- **Short exercise**
Copy out the lines again word for word, starting at the first line of the records and ending at the line containing "data-point — [1302, 226, 1315, 238]", with both included.

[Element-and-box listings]
◇ ◇ ◇ ◇
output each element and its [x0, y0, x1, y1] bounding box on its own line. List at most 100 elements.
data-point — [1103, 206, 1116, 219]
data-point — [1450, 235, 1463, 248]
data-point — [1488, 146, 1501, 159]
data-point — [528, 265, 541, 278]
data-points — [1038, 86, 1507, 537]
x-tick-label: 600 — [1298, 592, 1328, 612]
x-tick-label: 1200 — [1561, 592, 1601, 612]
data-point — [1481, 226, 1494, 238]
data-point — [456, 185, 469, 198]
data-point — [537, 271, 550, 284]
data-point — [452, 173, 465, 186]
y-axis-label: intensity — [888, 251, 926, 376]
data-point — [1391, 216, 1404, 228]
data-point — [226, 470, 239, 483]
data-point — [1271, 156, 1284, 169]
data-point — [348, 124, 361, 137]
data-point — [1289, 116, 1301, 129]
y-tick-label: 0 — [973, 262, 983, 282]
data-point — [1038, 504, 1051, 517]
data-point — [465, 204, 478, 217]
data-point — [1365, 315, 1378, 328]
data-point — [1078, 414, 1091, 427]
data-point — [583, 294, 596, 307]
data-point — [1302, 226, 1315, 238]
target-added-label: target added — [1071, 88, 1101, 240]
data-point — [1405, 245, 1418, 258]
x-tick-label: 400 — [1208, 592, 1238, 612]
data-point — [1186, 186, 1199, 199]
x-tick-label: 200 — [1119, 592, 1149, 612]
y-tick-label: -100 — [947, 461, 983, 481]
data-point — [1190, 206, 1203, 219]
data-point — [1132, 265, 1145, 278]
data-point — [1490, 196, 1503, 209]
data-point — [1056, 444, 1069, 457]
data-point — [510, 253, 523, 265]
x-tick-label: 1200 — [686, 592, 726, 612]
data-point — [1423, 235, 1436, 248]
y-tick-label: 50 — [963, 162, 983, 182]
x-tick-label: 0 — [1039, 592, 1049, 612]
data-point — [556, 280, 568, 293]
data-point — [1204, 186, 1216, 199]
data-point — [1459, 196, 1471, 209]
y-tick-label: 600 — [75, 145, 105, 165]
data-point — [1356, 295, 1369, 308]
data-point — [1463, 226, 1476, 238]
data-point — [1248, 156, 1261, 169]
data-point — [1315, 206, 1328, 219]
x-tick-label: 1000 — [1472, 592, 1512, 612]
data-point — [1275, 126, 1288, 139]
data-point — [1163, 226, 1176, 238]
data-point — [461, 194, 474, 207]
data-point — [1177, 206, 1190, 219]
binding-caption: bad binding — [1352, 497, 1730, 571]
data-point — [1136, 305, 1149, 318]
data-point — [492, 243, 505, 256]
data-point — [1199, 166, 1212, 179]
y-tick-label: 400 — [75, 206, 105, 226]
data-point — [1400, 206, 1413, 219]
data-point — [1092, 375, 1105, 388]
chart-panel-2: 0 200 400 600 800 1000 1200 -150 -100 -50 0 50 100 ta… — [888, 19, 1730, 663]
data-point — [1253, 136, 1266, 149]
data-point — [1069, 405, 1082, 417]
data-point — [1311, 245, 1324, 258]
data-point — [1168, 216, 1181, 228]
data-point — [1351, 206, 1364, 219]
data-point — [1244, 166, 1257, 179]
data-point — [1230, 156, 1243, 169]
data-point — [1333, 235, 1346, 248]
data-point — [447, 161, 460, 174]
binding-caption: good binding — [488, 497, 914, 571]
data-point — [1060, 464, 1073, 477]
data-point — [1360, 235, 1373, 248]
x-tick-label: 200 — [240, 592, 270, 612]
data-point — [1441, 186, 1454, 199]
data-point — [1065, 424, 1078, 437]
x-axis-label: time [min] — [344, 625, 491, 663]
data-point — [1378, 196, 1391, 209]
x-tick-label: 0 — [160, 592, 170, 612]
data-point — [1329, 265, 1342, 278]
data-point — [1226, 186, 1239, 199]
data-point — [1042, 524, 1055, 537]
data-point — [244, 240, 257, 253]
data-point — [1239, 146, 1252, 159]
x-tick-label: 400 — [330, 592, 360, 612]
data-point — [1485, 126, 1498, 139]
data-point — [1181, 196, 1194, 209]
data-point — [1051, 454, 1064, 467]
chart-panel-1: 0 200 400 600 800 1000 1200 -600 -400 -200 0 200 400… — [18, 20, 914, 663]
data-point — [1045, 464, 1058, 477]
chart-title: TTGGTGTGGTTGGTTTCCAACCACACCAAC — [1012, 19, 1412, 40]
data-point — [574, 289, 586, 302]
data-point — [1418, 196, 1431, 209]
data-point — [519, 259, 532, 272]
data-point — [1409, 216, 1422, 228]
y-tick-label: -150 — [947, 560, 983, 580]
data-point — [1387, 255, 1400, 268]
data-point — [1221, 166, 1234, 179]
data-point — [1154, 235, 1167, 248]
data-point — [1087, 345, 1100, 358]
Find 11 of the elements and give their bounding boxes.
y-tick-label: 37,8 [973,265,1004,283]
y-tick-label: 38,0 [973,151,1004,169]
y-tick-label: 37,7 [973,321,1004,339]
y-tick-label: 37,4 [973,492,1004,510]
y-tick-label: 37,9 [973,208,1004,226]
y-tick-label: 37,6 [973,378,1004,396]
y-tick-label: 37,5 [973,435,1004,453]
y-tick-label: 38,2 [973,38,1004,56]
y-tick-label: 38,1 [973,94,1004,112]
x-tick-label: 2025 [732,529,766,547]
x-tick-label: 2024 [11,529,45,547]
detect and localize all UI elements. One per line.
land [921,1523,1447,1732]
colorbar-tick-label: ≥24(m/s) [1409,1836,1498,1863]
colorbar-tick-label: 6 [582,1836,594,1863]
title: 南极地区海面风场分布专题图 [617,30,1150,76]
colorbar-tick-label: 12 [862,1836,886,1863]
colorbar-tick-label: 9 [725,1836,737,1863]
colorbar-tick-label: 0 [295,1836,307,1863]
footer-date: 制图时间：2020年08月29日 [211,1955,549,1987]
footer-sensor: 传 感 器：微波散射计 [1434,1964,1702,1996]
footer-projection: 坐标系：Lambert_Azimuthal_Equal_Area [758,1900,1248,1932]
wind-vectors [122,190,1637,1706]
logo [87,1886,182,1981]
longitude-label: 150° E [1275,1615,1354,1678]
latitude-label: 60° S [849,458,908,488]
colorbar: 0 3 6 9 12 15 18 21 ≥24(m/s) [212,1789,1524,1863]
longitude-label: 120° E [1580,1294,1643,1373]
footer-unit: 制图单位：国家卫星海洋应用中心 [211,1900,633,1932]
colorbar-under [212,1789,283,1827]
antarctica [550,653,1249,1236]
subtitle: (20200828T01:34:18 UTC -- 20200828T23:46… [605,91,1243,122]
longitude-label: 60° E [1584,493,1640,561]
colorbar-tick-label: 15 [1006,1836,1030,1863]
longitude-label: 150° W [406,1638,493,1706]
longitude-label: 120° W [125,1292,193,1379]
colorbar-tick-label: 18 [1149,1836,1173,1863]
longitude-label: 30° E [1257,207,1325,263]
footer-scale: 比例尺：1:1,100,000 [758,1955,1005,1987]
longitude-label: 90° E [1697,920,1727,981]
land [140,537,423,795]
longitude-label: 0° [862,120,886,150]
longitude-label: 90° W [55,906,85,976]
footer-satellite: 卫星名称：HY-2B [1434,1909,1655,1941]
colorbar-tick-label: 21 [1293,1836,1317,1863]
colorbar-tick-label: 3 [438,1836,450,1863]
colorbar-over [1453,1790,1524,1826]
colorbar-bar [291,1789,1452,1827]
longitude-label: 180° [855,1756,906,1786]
◇ ◇ ◇ ◇
- **Task output**
output each element and its [x0, y0, x1, y1] bounding box on its own line. List at most 100 elements.
data-point — [1103, 206, 1116, 219]
data-point — [1450, 235, 1463, 248]
data-point — [1488, 146, 1501, 159]
data-point — [528, 265, 541, 278]
data-points — [1038, 86, 1507, 537]
x-tick-label: 600 — [1298, 592, 1328, 612]
x-tick-label: 1200 — [1561, 592, 1601, 612]
data-point — [1481, 226, 1494, 238]
data-point — [456, 185, 469, 198]
data-point — [537, 271, 550, 284]
data-point — [452, 173, 465, 186]
y-axis-label: intensity — [888, 251, 926, 376]
data-point — [1391, 216, 1404, 228]
data-point — [226, 470, 239, 483]
data-point — [1271, 156, 1284, 169]
data-point — [348, 124, 361, 137]
data-point — [1289, 116, 1301, 129]
y-tick-label: 0 — [973, 262, 983, 282]
data-point — [1038, 504, 1051, 517]
data-point — [465, 204, 478, 217]
data-point — [1365, 315, 1378, 328]
data-point — [1078, 414, 1091, 427]
data-point — [583, 294, 596, 307]
data-point — [1302, 226, 1315, 238]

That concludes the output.